• **Written task**
Output every entry exactly, from the first line to the last.
── Data shown ──
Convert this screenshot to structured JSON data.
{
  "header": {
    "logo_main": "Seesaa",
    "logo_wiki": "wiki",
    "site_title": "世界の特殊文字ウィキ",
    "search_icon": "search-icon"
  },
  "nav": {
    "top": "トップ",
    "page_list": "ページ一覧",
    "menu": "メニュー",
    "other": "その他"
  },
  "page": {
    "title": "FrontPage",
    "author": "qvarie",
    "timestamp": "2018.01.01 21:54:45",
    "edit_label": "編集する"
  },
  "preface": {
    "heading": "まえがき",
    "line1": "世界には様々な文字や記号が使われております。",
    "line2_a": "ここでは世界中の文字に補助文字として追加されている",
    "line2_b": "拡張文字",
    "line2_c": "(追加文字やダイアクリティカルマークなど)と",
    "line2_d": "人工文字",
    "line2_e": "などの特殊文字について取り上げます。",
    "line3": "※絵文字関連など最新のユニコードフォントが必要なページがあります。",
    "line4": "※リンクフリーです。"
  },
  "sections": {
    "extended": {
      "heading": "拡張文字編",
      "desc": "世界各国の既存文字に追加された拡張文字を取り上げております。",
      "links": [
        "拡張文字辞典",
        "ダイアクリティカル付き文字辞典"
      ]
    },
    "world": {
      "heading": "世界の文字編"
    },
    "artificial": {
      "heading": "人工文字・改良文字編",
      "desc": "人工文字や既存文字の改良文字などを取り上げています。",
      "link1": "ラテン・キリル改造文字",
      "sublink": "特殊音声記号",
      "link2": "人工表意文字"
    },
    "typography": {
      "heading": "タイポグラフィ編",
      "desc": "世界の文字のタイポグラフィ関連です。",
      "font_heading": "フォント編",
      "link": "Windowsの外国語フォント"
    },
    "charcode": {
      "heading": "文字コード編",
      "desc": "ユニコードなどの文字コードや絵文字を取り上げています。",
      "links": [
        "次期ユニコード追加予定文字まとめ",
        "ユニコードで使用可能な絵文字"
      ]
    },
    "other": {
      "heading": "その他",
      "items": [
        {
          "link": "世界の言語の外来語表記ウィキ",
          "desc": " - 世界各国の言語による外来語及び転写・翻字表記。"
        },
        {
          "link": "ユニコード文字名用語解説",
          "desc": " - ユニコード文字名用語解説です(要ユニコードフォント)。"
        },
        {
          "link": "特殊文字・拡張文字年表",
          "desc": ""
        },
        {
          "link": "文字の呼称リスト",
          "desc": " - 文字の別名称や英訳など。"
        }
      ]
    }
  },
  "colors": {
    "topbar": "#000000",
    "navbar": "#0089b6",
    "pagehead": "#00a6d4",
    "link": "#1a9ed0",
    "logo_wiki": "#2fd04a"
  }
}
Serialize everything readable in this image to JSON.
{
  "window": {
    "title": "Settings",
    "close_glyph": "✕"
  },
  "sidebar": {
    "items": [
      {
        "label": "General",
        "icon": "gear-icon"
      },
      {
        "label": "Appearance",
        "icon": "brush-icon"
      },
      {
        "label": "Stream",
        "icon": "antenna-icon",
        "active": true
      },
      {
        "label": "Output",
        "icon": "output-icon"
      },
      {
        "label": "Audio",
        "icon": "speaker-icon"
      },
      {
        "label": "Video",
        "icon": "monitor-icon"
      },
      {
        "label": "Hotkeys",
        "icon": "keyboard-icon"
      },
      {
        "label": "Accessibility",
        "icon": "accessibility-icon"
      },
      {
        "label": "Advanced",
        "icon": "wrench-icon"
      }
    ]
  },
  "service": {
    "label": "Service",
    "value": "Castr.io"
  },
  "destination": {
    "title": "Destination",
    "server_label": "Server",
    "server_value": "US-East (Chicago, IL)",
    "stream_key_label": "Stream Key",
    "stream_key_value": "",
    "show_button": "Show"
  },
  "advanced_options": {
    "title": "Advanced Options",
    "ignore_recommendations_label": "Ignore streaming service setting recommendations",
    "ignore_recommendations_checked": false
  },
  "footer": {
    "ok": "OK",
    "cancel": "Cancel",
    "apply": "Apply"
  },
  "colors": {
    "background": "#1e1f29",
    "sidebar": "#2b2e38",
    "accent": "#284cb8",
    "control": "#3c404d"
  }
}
───
• **Correct answer**
Convert this screenshot to structured JSON data.
{
  "header": {
    "logo_main": "Seesaa",
    "logo_wiki": "wiki",
    "site_title": "世界の特殊文字ウィキ",
    "search_icon": "search-icon"
  },
  "nav": {
    "top": "トップ",
    "page_list": "ページ一覧",
    "menu": "メニュー",
    "other": "その他"
  },
  "page": {
    "title": "FrontPage",
    "author": "qvarie",
    "timestamp": "2018.01.01 21:54:45",
    "edit_label": "編集する"
  },
  "preface": {
    "heading": "まえがき",
    "line1": "世界には様々な文字や記号が使われております。",
    "line2_a": "ここでは世界中の文字に補助文字として追加されている",
    "line2_b": "拡張文字",
    "line2_c": "(追加文字やダイアクリティカルマークなど)と",
    "line2_d": "人工文字",
    "line2_e": "などの特殊文字について取り上げます。",
    "line3": "※絵文字関連など最新のユニコードフォントが必要なページがあります。",
    "line4": "※リンクフリーです。"
  },
  "sections": {
    "extended": {
      "heading": "拡張文字編",
      "desc": "世界各国の既存文字に追加された拡張文字を取り上げております。",
      "links": [
        "拡張文字辞典",
        "ダイアクリティカル付き文字辞典"
      ]
    },
    "world": {
      "heading": "世界の文字編"
    },
    "artificial": {
      "heading": "人工文字・改良文字編",
      "desc": "人工文字や既存文字の改良文字などを取り上げています。",
      "link1": "ラテン・キリル改造文字",
      "sublink": "特殊音声記号",
      "link2": "人工表意文字"
    },
    "typography": {
      "heading": "タイポグラフィ編",
      "desc": "世界の文字のタイポグラフィ関連です。",
      "font_heading": "フォント編",
      "link": "Windowsの外国語フォント"
    },
    "charcode": {
      "heading": "文字コード編",
      "desc": "ユニコードなどの文字コードや絵文字を取り上げています。",
      "links": [
        "次期ユニコード追加予定文字まとめ",
        "ユニコードで使用可能な絵文字"
      ]
    },
    "other": {
      "heading": "その他",
      "items": [
        {
          "link": "世界の言語の外来語表記ウィキ",
          "desc": " - 世界各国の言語による外来語及び転写・翻字表記。"
        },
        {
          "link": "ユニコード文字名用語解説",
          "desc": " - ユニコード文字名用語解説です(要ユニコードフォント)。"
        },
        {
          "link": "特殊文字・拡張文字年表",
          "desc": ""
        },
        {
          "link": "文字の呼称リスト",
          "desc": " - 文字の別名称や英訳など。"
        }
      ]
    }
  },
  "colors": {
    "topbar": "#000000",
    "navbar": "#0089b6",
    "pagehead": "#00a6d4",
    "link": "#1a9ed0",
    "logo_wiki": "#2fd04a"
  }
}
Serialize everything readable in this image to JSON.
{
  "window": {
    "title": "Settings",
    "close_glyph": "✕"
  },
  "sidebar": {
    "items": [
      {
        "label": "General",
        "icon": "gear-icon"
      },
      {
        "label": "Appearance",
        "icon": "brush-icon"
      },
      {
        "label": "Stream",
        "icon": "antenna-icon",
        "active": true
      },
      {
        "label": "Output",
        "icon": "output-icon"
      },
      {
        "label": "Audio",
        "icon": "speaker-icon"
      },
      {
        "label": "Video",
        "icon": "monitor-icon"
      },
      {
        "label": "Hotkeys",
        "icon": "keyboard-icon"
      },
      {
        "label": "Accessibility",
        "icon": "accessibility-icon"
      },
      {
        "label": "Advanced",
        "icon": "wrench-icon"
      }
    ]
  },
  "service": {
    "label": "Service",
    "value": "Castr.io"
  },
  "destination": {
    "title": "Destination",
    "server_label": "Server",
    "server_value": "US-East (Chicago, IL)",
    "stream_key_label": "Stream Key",
    "stream_key_value": "",
    "show_button": "Show"
  },
  "advanced_options": {
    "title": "Advanced Options",
    "ignore_recommendations_label": "Ignore streaming service setting recommendations",
    "ignore_recommendations_checked": false
  },
  "footer": {
    "ok": "OK",
    "cancel": "Cancel",
    "apply": "Apply"
  },
  "colors": {
    "background": "#1e1f29",
    "sidebar": "#2b2e38",
    "accent": "#284cb8",
    "control": "#3c404d"
  }
}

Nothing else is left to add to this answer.